Required work: Only the number is wanted: how many lines hold the word "type"?
--- Start ---
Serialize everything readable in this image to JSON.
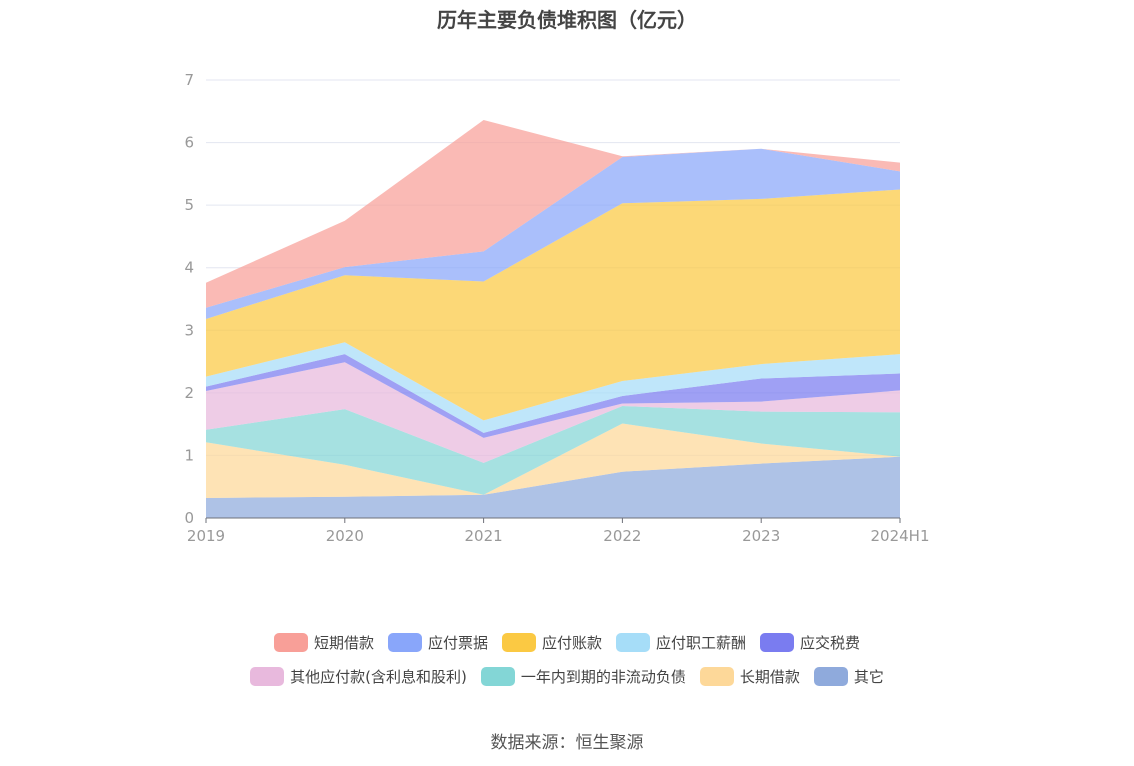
{
  "chart_data": {
    "type": "area",
    "stacked": true,
    "title": "历年主要负债堆积图（亿元）",
    "categories": [
      "2019",
      "2020",
      "2021",
      "2022",
      "2023",
      "2024H1"
    ],
    "ylim": [
      0,
      7
    ],
    "yticks": [
      "0",
      "1",
      "2",
      "3",
      "4",
      "5",
      "6",
      "7"
    ],
    "grid": true,
    "legend_position": "bottom",
    "series": [
      {
        "name": "其它",
        "color": "#8FAADC",
        "values": [
          0.32,
          0.34,
          0.37,
          0.74,
          0.87,
          0.98
        ]
      },
      {
        "name": "长期借款",
        "color": "#FDD899",
        "values": [
          0.89,
          0.51,
          0.0,
          0.77,
          0.32,
          0.0
        ]
      },
      {
        "name": "一年内到期的非流动负债",
        "color": "#83D6D6",
        "values": [
          0.2,
          0.89,
          0.51,
          0.28,
          0.51,
          0.71
        ]
      },
      {
        "name": "其他应付款(含利息和股利)",
        "color": "#E8B9DD",
        "values": [
          0.62,
          0.75,
          0.4,
          0.04,
          0.16,
          0.35
        ]
      },
      {
        "name": "应交税费",
        "color": "#7A7CF0",
        "values": [
          0.07,
          0.13,
          0.08,
          0.12,
          0.37,
          0.27
        ]
      },
      {
        "name": "应付职工薪酬",
        "color": "#A6DDF8",
        "values": [
          0.16,
          0.19,
          0.2,
          0.24,
          0.23,
          0.31
        ]
      },
      {
        "name": "应付账款",
        "color": "#FBC943",
        "values": [
          0.92,
          1.07,
          2.22,
          2.84,
          2.64,
          2.63
        ]
      },
      {
        "name": "应付票据",
        "color": "#89A6FA",
        "values": [
          0.18,
          0.13,
          0.48,
          0.74,
          0.8,
          0.29
        ]
      },
      {
        "name": "短期借款",
        "color": "#F89F98",
        "values": [
          0.4,
          0.74,
          2.1,
          0.01,
          0.0,
          0.14
        ]
      }
    ]
  },
  "legend_rows": [
    [
      "短期借款",
      "应付票据",
      "应付账款",
      "应付职工薪酬",
      "应交税费"
    ],
    [
      "其他应付款(含利息和股利)",
      "一年内到期的非流动负债",
      "长期借款",
      "其它"
    ]
  ],
  "source_text": "数据来源：恒生聚源"
}
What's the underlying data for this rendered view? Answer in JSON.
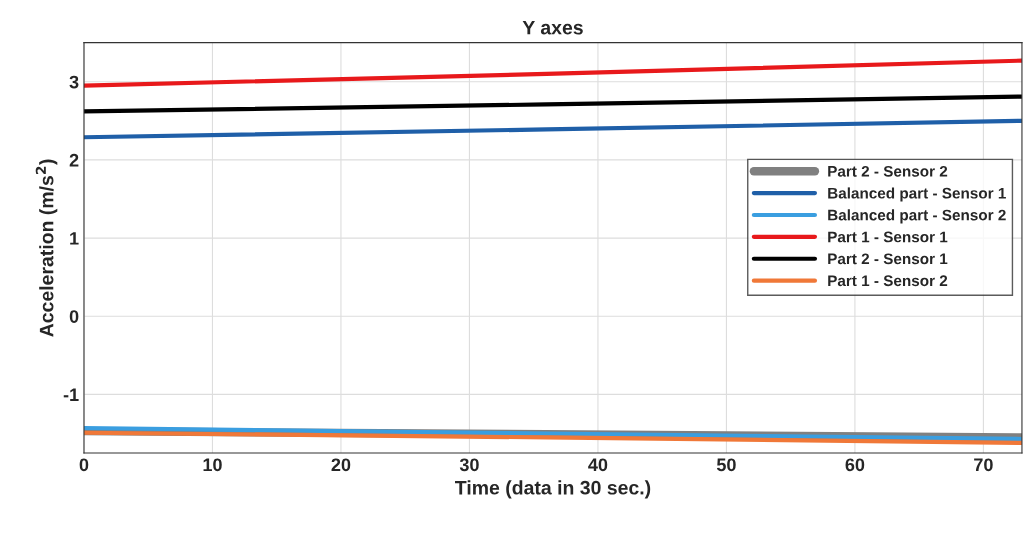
{
  "chart_data": {
    "type": "line",
    "title": "Y axes",
    "xlabel": "Time (data in 30 sec.)",
    "ylabel": "Acceleration (m/s$^{2}$)",
    "xlim": [
      0,
      73
    ],
    "xticks": [
      0,
      10,
      20,
      30,
      40,
      50,
      60,
      70
    ],
    "ylim": [
      -1.75,
      3.5
    ],
    "yticks": [
      -1,
      0,
      1,
      2,
      3
    ],
    "grid": true,
    "legend": "center right",
    "line_style": "solid",
    "series": [
      {
        "name": "Part 2 - Sensor 2",
        "color": "#808080",
        "x": [
          0,
          36,
          73
        ],
        "values": [
          -1.47,
          -1.51,
          -1.55
        ]
      },
      {
        "name": "Balanced part - Sensor 1",
        "color": "#1f5fa8",
        "x": [
          0,
          36,
          73
        ],
        "values": [
          2.29,
          2.39,
          2.5
        ]
      },
      {
        "name": "Balanced part - Sensor 2",
        "color": "#3a9ee0",
        "x": [
          0,
          36,
          73
        ],
        "values": [
          -1.43,
          -1.5,
          -1.57
        ]
      },
      {
        "name": "Part 1 - Sensor 1",
        "color": "#e8191b",
        "x": [
          0,
          36,
          73
        ],
        "values": [
          2.95,
          3.1,
          3.27
        ]
      },
      {
        "name": "Part 2 - Sensor 1",
        "color": "#000000",
        "x": [
          0,
          36,
          73
        ],
        "values": [
          2.62,
          2.71,
          2.81
        ]
      },
      {
        "name": "Part 1 - Sensor 2",
        "color": "#f07838",
        "x": [
          0,
          36,
          73
        ],
        "values": [
          -1.49,
          -1.55,
          -1.62
        ]
      }
    ]
  }
}
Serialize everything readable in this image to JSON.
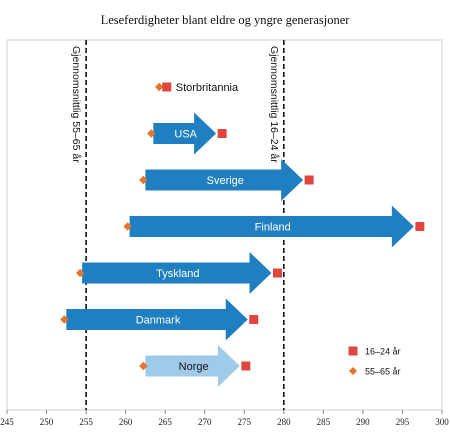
{
  "chart_data": {
    "type": "arrow-range",
    "title": "Leseferdigheter blant eldre og yngre generasjoner",
    "xlim": [
      245,
      300
    ],
    "xticks": [
      245,
      250,
      255,
      260,
      265,
      270,
      275,
      280,
      285,
      290,
      295,
      300
    ],
    "grid": false,
    "legend_position": "bottom-right",
    "series_names": [
      "16–24 år",
      "55–65 år"
    ],
    "reference_lines": [
      {
        "label": "Gjennomsnittlig 55–65 år",
        "value": 255
      },
      {
        "label": "Gjennomsnittlig 16–24 år",
        "value": 280
      }
    ],
    "countries": [
      {
        "name": "Storbritannia",
        "age_55_65": 264.5,
        "age_16_24": 265.2,
        "highlight": false
      },
      {
        "name": "USA",
        "age_55_65": 263.5,
        "age_16_24": 272.2,
        "highlight": false
      },
      {
        "name": "Sverige",
        "age_55_65": 262.5,
        "age_16_24": 283.2,
        "highlight": false
      },
      {
        "name": "Finland",
        "age_55_65": 260.5,
        "age_16_24": 297.2,
        "highlight": false
      },
      {
        "name": "Tyskland",
        "age_55_65": 254.5,
        "age_16_24": 279.2,
        "highlight": false
      },
      {
        "name": "Danmark",
        "age_55_65": 252.5,
        "age_16_24": 276.2,
        "highlight": false
      },
      {
        "name": "Norge",
        "age_55_65": 262.5,
        "age_16_24": 275.2,
        "highlight": true
      }
    ],
    "colors": {
      "arrow": "#1f7fc1",
      "arrow_highlight": "#9fcbe8",
      "square": "#e0463f",
      "diamond": "#e8732a"
    }
  }
}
--- End ---
Answer to this problem: 3